═════ EXTRACTED MATERIAL ═════
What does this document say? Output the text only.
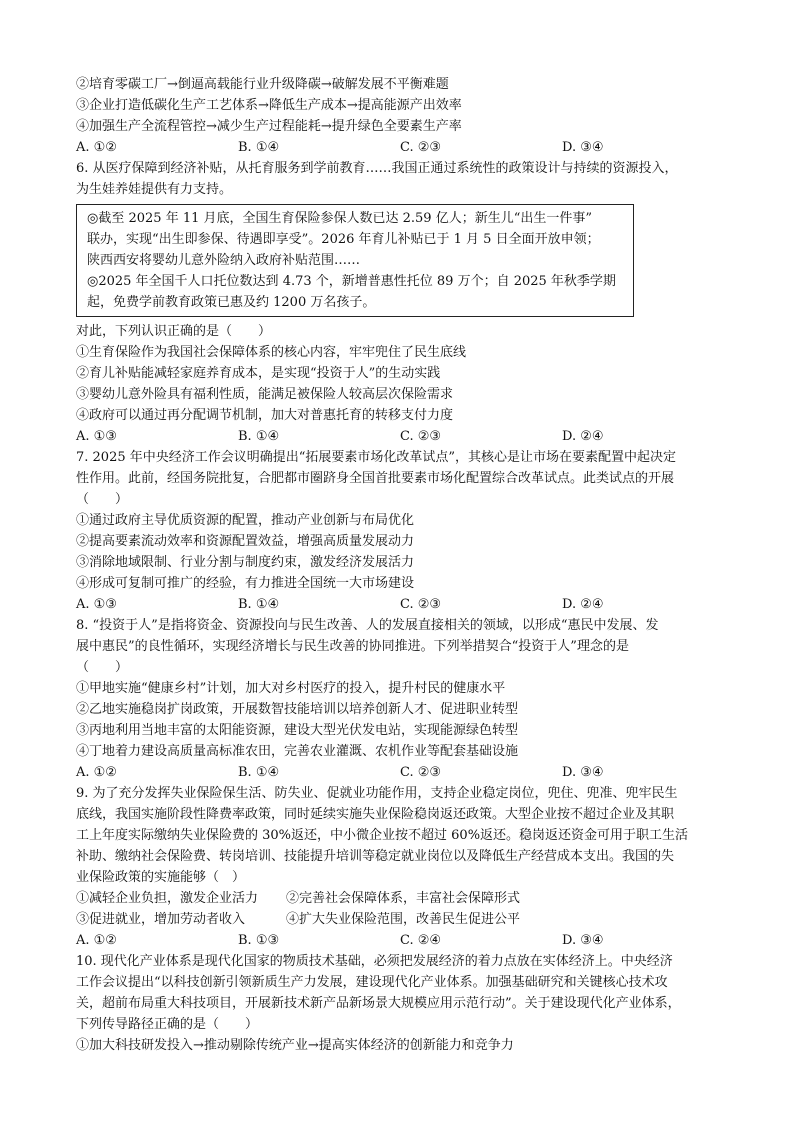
②培育零碳工厂→倒逼高载能行业升级降碳→破解发展不平衡难题
③企业打造低碳化生产工艺体系→降低生产成本→提高能源产出效率
④加强生产全流程管控→减少生产过程能耗→提升绿色全要素生产率
A. ①②	B. ①④	C. ②③	D. ③④
6. 从医疗保障到经济补贴，从托育服务到学前教育……我国正通过系统性的政策设计与持续的资源投入，
为生娃养娃提供有力支持。
◎截至 2025 年 11 月底，全国生育保险参保人数已达 2.59 亿人；新生儿“出生一件事”
联办，实现“出生即参保、待遇即享受”。2026 年育儿补贴已于 1 月 5 日全面开放申领；
陕西西安将婴幼儿意外险纳入政府补贴范围……
◎2025 年全国千人口托位数达到 4.73 个，新增普惠性托位 89 万个；自 2025 年秋季学期
起，免费学前教育政策已惠及约 1200 万名孩子。
对此，下列认识正确的是（　　）
①生育保险作为我国社会保障体系的核心内容，牢牢兜住了民生底线
②育儿补贴能减轻家庭养育成本，是实现“投资于人”的生动实践
③婴幼儿意外险具有福利性质，能满足被保险人较高层次保险需求
④政府可以通过再分配调节机制，加大对普惠托育的转移支付力度
A. ①③	B. ①④	C. ②③	D. ②④
7. 2025 年中央经济工作会议明确提出“拓展要素市场化改革试点”，其核心是让市场在要素配置中起决定
性作用。此前，经国务院批复，合肥都市圈跻身全国首批要素市场化配置综合改革试点。此类试点的开展
（　　）
①通过政府主导优质资源的配置，推动产业创新与布局优化
②提高要素流动效率和资源配置效益，增强高质量发展动力
③消除地域限制、行业分割与制度约束，激发经济发展活力
④形成可复制可推广的经验，有力推进全国统一大市场建设
A. ①③	B. ①④	C. ②③	D. ②④
8. “投资于人”是指将资金、资源投向与民生改善、人的发展直接相关的领域，以形成“惠民中发展、发
展中惠民”的良性循环，实现经济增长与民生改善的协同推进。下列举措契合“投资于人”理念的是
（　　）
①甲地实施“健康乡村”计划，加大对乡村医疗的投入，提升村民的健康水平
②乙地实施稳岗扩岗政策，开展数智技能培训以培养创新人才、促进职业转型
③丙地利用当地丰富的太阳能资源，建设大型光伏发电站，实现能源绿色转型
④丁地着力建设高质量高标准农田，完善农业灌溉、农机作业等配套基础设施
A. ①②	B. ①④	C. ②③	D. ③④
9. 为了充分发挥失业保险保生活、防失业、促就业功能作用，支持企业稳定岗位，兜住、兜准、兜牢民生
底线，我国实施阶段性降费率政策，同时延续实施失业保险稳岗返还政策。大型企业按不超过企业及其职
工上年度实际缴纳失业保险费的 30%返还，中小微企业按不超过 60%返还。稳岗返还资金可用于职工生活
补助、缴纳社会保险费、转岗培训、技能提升培训等稳定就业岗位以及降低生产经营成本支出。我国的失
业保险政策的实施能够（　）
①减轻企业负担，激发企业活力	②完善社会保障体系，丰富社会保障形式
③促进就业，增加劳动者收入	④扩大失业保险范围，改善民生促进公平
A. ①②	B. ①③	C. ②④	D. ③④
10. 现代化产业体系是现代化国家的物质技术基础，必须把发展经济的着力点放在实体经济上。中央经济
工作会议提出“以科技创新引领新质生产力发展，建设现代化产业体系。加强基础研究和关键核心技术攻
关，超前布局重大科技项目，开展新技术新产品新场景大规模应用示范行动”。关于建设现代化产业体系，
下列传导路径正确的是（　　）
①加大科技研发投入→推动剔除传统产业→提高实体经济的创新能力和竞争力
═════
• **WHAT TO DO**: Print each of the records above exactly as written, leaving no picture in the copy.

• **ANSWER IN FULL**:
What does this document say? Output the text only.
②培育零碳工厂→倒逼高载能行业升级降碳→破解发展不平衡难题
③企业打造低碳化生产工艺体系→降低生产成本→提高能源产出效率
④加强生产全流程管控→减少生产过程能耗→提升绿色全要素生产率
A. ①②	B. ①④	C. ②③	D. ③④
6. 从医疗保障到经济补贴，从托育服务到学前教育……我国正通过系统性的政策设计与持续的资源投入，
为生娃养娃提供有力支持。
◎截至 2025 年 11 月底，全国生育保险参保人数已达 2.59 亿人；新生儿“出生一件事”
联办，实现“出生即参保、待遇即享受”。2026 年育儿补贴已于 1 月 5 日全面开放申领；
陕西西安将婴幼儿意外险纳入政府补贴范围……
◎2025 年全国千人口托位数达到 4.73 个，新增普惠性托位 89 万个；自 2025 年秋季学期
起，免费学前教育政策已惠及约 1200 万名孩子。
对此，下列认识正确的是（　　）
①生育保险作为我国社会保障体系的核心内容，牢牢兜住了民生底线
②育儿补贴能减轻家庭养育成本，是实现“投资于人”的生动实践
③婴幼儿意外险具有福利性质，能满足被保险人较高层次保险需求
④政府可以通过再分配调节机制，加大对普惠托育的转移支付力度
A. ①③	B. ①④	C. ②③	D. ②④
7. 2025 年中央经济工作会议明确提出“拓展要素市场化改革试点”，其核心是让市场在要素配置中起决定
性作用。此前，经国务院批复，合肥都市圈跻身全国首批要素市场化配置综合改革试点。此类试点的开展
（　　）
①通过政府主导优质资源的配置，推动产业创新与布局优化
②提高要素流动效率和资源配置效益，增强高质量发展动力
③消除地域限制、行业分割与制度约束，激发经济发展活力
④形成可复制可推广的经验，有力推进全国统一大市场建设
A. ①③	B. ①④	C. ②③	D. ②④
8. “投资于人”是指将资金、资源投向与民生改善、人的发展直接相关的领域，以形成“惠民中发展、发
展中惠民”的良性循环，实现经济增长与民生改善的协同推进。下列举措契合“投资于人”理念的是
（　　）
①甲地实施“健康乡村”计划，加大对乡村医疗的投入，提升村民的健康水平
②乙地实施稳岗扩岗政策，开展数智技能培训以培养创新人才、促进职业转型
③丙地利用当地丰富的太阳能资源，建设大型光伏发电站，实现能源绿色转型
④丁地着力建设高质量高标准农田，完善农业灌溉、农机作业等配套基础设施
A. ①②	B. ①④	C. ②③	D. ③④
9. 为了充分发挥失业保险保生活、防失业、促就业功能作用，支持企业稳定岗位，兜住、兜准、兜牢民生
底线，我国实施阶段性降费率政策，同时延续实施失业保险稳岗返还政策。大型企业按不超过企业及其职
工上年度实际缴纳失业保险费的 30%返还，中小微企业按不超过 60%返还。稳岗返还资金可用于职工生活
补助、缴纳社会保险费、转岗培训、技能提升培训等稳定就业岗位以及降低生产经营成本支出。我国的失
业保险政策的实施能够（　）
①减轻企业负担，激发企业活力	②完善社会保障体系，丰富社会保障形式
③促进就业，增加劳动者收入	④扩大失业保险范围，改善民生促进公平
A. ①②	B. ①③	C. ②④	D. ③④
10. 现代化产业体系是现代化国家的物质技术基础，必须把发展经济的着力点放在实体经济上。中央经济
工作会议提出“以科技创新引领新质生产力发展，建设现代化产业体系。加强基础研究和关键核心技术攻
关，超前布局重大科技项目，开展新技术新产品新场景大规模应用示范行动”。关于建设现代化产业体系，
下列传导路径正确的是（　　）
①加大科技研发投入→推动剔除传统产业→提高实体经济的创新能力和竞争力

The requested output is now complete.